- _DEINE AUFGABE_
Kopiere die Zeilen unverändert, angefangen bei der Zeile mit „Where is each“ bis einschließlich der Zeile mit „menu-action[interactable]: 动作 xyxy=(74,27,98,44)“. Das Bild lässt du dabei weg.

- _ZU BEARBEITENDE EINTRÄGE_
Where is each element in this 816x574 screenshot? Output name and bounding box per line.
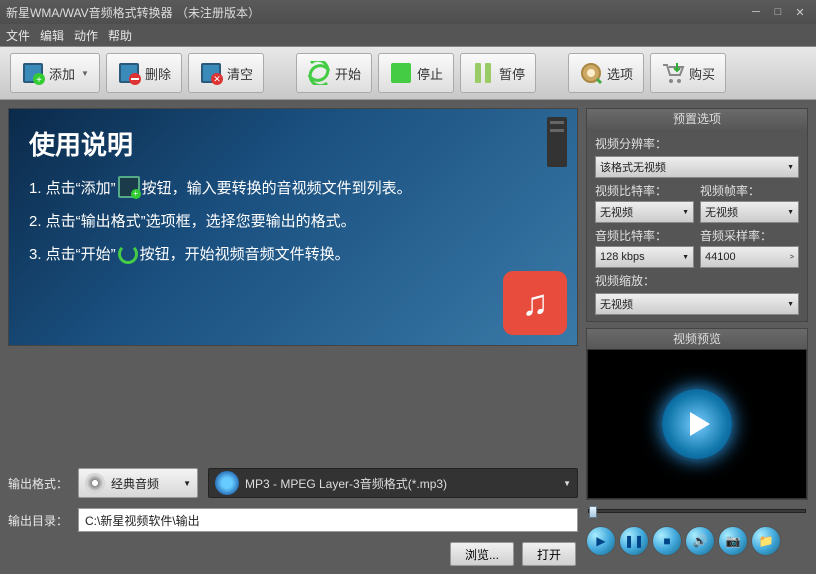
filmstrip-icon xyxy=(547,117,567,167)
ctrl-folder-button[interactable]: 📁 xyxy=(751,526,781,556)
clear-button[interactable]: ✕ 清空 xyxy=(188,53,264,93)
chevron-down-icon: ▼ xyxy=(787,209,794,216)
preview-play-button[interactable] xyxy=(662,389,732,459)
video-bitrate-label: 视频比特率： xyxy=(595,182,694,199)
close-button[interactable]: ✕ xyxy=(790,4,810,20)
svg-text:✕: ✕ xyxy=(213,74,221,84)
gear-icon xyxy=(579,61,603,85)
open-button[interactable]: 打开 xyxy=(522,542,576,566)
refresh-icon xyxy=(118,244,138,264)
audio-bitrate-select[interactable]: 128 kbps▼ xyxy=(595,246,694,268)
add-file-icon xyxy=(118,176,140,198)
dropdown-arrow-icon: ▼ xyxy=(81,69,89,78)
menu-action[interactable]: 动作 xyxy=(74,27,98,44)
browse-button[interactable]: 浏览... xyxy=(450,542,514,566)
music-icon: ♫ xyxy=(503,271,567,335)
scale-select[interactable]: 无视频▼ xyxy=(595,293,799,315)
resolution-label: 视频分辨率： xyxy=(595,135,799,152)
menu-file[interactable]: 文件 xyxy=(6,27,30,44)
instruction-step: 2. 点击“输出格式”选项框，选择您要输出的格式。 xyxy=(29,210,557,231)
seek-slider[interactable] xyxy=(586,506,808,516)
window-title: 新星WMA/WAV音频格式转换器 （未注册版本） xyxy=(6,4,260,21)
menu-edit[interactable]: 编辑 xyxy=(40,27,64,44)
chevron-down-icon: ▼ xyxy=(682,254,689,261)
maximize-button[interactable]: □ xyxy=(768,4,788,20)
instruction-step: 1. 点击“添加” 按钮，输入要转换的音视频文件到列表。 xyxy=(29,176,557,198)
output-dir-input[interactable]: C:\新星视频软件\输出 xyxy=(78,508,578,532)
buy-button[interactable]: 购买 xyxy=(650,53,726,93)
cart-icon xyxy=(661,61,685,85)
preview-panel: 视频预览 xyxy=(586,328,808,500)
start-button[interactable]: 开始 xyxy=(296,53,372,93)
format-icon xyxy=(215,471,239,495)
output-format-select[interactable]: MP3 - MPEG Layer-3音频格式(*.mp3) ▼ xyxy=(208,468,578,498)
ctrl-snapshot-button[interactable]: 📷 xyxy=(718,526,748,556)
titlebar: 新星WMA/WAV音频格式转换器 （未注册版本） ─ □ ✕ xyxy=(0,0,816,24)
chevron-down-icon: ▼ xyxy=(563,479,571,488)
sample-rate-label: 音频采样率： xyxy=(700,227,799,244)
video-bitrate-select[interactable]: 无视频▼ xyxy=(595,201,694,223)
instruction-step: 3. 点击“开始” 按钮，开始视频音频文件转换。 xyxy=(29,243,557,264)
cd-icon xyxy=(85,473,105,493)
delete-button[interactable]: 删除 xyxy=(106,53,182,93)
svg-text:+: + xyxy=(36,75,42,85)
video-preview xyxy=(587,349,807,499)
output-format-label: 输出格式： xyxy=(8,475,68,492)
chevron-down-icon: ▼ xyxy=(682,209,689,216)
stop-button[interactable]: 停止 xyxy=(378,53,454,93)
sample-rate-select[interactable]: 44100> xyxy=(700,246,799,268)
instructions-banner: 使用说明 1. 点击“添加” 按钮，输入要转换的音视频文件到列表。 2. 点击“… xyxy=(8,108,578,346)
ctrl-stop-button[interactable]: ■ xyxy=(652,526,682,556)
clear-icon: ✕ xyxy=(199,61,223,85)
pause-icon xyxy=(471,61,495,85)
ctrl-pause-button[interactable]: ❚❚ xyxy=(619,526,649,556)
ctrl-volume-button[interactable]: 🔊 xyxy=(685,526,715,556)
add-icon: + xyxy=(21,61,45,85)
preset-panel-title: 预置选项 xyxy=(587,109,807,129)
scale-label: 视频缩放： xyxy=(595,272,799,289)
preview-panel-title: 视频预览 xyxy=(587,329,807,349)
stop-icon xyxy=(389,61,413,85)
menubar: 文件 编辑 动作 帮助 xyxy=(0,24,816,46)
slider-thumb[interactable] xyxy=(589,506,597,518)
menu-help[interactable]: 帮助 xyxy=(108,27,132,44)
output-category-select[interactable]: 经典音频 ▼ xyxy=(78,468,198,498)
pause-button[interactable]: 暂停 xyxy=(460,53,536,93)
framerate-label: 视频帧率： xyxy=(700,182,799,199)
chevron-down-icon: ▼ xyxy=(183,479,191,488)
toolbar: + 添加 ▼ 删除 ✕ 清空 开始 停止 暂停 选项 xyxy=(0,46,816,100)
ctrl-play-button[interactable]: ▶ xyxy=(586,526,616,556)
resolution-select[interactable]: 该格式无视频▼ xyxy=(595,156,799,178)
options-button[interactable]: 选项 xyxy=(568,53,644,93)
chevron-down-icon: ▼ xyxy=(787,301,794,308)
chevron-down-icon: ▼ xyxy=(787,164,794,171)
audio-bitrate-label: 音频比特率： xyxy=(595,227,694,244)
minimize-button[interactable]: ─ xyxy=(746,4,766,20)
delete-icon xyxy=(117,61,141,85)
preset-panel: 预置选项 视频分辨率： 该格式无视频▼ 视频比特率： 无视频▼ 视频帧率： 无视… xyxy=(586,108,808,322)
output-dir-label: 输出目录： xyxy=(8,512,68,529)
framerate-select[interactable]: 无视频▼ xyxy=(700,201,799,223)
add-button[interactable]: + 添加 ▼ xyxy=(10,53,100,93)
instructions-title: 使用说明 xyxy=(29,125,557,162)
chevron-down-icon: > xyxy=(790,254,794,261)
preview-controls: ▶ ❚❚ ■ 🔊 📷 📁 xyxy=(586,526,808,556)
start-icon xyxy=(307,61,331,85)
...
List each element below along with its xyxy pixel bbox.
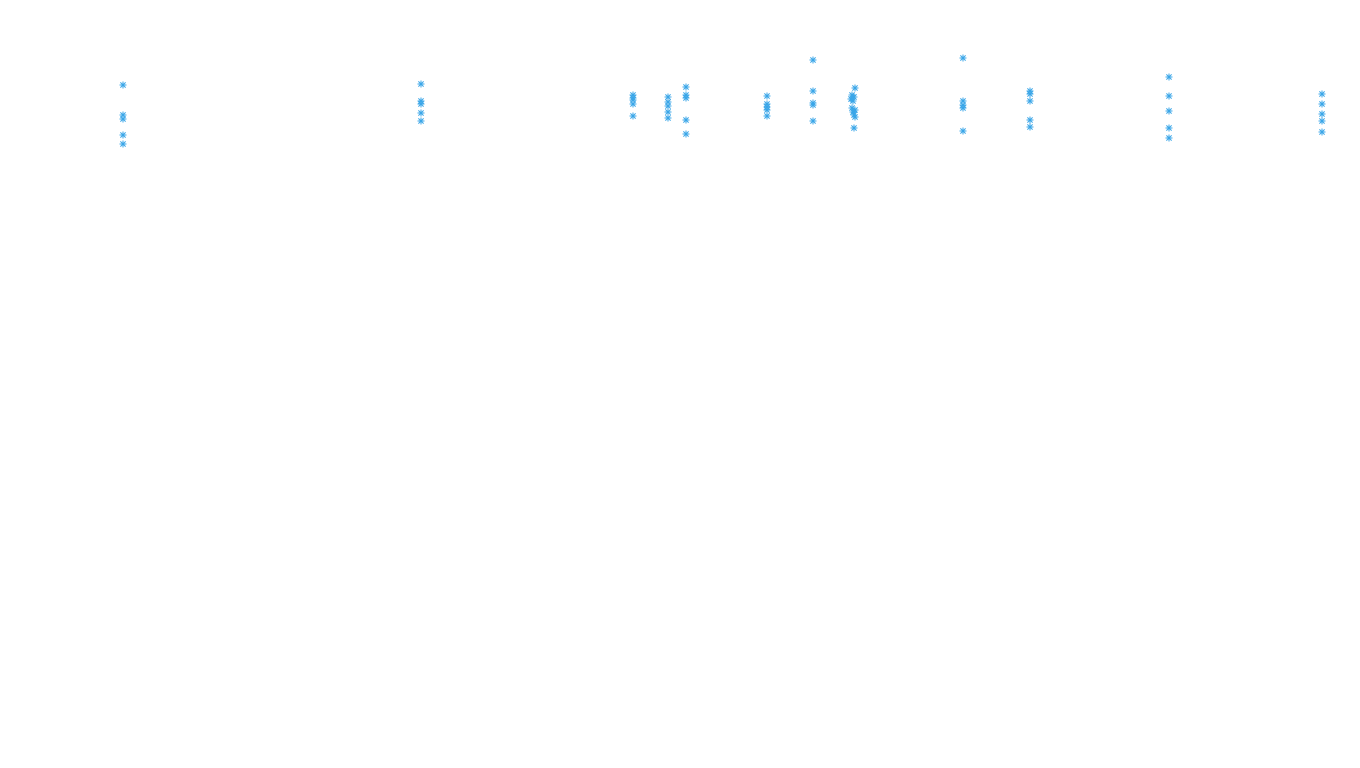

- _SCHRIFTLICHE LÖSUNG_
Where is each element in this 816x574 screenshot? Output name and bounding box per line.
filmstrip-icon xyxy=(547,117,567,167)
ctrl-folder-button[interactable]: 📁 xyxy=(751,526,781,556)
clear-button[interactable]: ✕ 清空 xyxy=(188,53,264,93)
chevron-down-icon: ▼ xyxy=(787,209,794,216)
preview-play-button[interactable] xyxy=(662,389,732,459)
video-bitrate-label: 视频比特率： xyxy=(595,182,694,199)
close-button[interactable]: ✕ xyxy=(790,4,810,20)
svg-text:✕: ✕ xyxy=(213,74,221,84)
gear-icon xyxy=(579,61,603,85)
open-button[interactable]: 打开 xyxy=(522,542,576,566)
refresh-icon xyxy=(118,244,138,264)
audio-bitrate-select[interactable]: 128 kbps▼ xyxy=(595,246,694,268)
add-file-icon xyxy=(118,176,140,198)
dropdown-arrow-icon: ▼ xyxy=(81,69,89,78)
menu-action[interactable]: 动作 xyxy=(74,27,98,44)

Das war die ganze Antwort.